## EXCERPTED RECORDS
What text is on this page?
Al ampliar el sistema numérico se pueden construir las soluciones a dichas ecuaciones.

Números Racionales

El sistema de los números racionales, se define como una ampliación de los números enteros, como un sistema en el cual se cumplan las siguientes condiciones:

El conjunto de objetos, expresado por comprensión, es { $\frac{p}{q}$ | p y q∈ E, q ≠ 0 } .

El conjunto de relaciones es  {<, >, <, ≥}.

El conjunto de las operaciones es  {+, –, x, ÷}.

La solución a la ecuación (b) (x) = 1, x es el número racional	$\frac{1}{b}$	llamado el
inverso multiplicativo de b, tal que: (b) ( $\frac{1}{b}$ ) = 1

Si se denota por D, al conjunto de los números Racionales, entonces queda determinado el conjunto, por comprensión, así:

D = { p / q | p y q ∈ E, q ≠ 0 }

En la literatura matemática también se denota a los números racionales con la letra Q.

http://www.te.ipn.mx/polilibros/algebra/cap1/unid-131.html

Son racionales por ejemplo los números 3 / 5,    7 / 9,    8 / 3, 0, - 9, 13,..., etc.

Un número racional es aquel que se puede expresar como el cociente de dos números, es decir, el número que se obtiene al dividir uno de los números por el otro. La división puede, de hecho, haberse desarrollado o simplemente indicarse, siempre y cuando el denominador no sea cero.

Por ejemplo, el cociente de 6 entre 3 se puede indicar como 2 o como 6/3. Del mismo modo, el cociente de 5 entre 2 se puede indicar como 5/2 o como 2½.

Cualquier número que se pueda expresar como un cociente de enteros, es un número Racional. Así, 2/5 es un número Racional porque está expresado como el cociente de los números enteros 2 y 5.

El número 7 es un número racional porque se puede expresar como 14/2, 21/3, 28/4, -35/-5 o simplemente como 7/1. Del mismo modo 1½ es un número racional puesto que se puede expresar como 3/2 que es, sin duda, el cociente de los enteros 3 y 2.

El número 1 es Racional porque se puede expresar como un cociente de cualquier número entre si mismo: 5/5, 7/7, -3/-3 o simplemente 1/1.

## WRITTEN REQUEST
Respond with the number of lines containing "mismo" and no additional words.

## EXPECTED ANSWER
3